Objective: Locate each line below that includes "Syeikh" and reproduce it.

Exercise data:

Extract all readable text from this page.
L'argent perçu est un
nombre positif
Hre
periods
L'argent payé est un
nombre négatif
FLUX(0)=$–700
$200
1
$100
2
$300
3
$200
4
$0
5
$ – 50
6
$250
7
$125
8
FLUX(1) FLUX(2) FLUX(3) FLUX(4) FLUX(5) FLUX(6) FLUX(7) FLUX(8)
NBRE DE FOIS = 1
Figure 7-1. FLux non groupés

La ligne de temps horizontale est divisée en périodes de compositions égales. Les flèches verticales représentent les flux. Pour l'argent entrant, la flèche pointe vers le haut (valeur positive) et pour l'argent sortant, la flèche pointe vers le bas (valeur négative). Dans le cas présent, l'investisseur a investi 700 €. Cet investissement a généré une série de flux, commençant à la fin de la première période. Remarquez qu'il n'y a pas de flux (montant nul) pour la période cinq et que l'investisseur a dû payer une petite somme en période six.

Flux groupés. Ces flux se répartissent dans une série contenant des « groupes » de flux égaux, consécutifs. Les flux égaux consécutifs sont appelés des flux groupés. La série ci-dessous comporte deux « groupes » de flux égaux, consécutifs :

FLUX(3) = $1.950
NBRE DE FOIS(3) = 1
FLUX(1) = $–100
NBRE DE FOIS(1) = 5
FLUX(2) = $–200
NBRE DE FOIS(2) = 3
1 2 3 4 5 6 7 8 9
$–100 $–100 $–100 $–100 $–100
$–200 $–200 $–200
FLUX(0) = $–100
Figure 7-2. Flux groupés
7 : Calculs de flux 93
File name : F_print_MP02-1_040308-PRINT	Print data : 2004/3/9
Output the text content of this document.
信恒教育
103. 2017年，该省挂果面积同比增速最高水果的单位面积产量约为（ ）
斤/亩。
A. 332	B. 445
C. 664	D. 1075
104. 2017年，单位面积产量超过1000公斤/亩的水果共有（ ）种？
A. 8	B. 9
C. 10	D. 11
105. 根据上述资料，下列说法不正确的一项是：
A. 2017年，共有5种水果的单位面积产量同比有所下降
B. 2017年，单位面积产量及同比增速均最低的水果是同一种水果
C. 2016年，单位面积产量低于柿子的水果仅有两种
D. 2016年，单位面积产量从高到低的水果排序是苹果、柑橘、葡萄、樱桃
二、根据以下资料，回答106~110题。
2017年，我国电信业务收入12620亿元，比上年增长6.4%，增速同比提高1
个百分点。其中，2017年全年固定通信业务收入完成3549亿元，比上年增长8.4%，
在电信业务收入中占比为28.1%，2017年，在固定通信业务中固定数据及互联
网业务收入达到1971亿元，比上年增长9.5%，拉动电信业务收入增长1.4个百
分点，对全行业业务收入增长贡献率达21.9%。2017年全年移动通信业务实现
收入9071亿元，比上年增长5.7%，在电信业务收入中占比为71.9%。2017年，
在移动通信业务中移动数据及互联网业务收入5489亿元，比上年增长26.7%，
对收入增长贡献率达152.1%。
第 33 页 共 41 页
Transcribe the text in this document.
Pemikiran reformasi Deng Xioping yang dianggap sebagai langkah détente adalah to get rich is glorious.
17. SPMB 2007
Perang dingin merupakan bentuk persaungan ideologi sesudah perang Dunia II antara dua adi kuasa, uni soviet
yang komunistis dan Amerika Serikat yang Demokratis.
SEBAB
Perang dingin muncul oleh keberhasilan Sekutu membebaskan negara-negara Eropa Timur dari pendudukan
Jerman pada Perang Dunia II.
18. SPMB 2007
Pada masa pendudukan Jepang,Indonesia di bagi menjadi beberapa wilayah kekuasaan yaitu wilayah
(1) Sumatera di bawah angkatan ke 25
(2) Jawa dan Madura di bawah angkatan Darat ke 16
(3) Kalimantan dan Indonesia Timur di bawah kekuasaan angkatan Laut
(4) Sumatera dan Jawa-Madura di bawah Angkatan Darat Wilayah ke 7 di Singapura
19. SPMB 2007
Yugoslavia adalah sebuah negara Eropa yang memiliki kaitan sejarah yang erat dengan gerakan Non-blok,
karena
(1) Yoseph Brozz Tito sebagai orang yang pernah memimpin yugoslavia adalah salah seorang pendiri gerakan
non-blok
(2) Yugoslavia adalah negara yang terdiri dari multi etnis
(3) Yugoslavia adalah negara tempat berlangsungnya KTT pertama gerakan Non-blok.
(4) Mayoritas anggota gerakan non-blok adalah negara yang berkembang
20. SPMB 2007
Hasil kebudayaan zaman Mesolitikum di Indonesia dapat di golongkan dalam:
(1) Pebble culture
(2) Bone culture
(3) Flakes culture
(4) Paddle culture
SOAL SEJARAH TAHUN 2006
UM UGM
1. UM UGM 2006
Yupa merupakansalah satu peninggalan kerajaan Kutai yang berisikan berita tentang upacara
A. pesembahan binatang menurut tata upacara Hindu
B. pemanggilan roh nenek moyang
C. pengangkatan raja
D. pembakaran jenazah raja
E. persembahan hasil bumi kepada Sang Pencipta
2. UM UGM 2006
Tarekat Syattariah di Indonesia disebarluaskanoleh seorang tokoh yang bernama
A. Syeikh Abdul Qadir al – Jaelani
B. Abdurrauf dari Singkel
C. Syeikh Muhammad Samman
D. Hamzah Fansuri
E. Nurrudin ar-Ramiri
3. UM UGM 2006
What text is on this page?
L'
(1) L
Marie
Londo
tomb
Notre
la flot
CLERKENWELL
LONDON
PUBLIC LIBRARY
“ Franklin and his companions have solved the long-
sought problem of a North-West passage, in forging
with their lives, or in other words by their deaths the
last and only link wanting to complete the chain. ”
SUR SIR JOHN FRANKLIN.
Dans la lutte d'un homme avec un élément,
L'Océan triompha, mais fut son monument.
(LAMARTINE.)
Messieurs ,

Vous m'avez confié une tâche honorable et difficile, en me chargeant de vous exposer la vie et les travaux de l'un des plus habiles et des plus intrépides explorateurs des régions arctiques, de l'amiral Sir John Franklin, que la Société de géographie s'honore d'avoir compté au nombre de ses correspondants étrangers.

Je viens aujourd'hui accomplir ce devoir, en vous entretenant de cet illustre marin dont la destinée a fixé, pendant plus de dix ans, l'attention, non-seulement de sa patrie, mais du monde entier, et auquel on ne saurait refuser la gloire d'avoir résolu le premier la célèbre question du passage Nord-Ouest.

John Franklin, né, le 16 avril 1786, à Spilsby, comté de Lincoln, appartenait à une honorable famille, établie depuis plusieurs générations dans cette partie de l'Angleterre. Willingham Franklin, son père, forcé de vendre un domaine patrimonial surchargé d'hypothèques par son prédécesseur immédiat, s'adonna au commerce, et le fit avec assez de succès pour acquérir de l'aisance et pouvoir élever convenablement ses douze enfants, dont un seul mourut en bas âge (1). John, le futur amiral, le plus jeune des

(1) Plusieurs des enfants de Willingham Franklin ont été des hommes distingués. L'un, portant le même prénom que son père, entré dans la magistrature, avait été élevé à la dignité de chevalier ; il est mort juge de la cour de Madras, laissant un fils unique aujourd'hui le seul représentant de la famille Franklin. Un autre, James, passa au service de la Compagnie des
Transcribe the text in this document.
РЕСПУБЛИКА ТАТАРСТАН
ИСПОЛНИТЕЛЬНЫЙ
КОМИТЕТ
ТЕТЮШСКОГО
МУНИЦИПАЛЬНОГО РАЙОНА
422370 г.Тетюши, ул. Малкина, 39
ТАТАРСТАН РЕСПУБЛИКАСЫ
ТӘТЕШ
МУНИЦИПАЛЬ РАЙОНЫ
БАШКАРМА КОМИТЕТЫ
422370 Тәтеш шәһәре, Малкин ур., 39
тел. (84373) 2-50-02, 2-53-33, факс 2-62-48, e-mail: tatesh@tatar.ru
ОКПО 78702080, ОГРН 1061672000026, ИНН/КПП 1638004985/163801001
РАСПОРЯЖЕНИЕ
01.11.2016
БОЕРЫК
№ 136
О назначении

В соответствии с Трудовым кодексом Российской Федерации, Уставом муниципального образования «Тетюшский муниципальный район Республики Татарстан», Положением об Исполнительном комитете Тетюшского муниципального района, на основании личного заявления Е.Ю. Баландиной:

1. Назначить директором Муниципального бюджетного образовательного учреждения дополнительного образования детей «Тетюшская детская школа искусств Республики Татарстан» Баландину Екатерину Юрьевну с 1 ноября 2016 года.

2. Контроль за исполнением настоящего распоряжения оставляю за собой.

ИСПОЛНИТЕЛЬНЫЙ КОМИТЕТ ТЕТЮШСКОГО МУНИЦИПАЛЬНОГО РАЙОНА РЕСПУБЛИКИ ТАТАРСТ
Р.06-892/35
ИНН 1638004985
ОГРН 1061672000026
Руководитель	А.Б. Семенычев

Answer in full:
A. Syeikh Abdul Qadir al – Jaelani
C. Syeikh Muhammad Samman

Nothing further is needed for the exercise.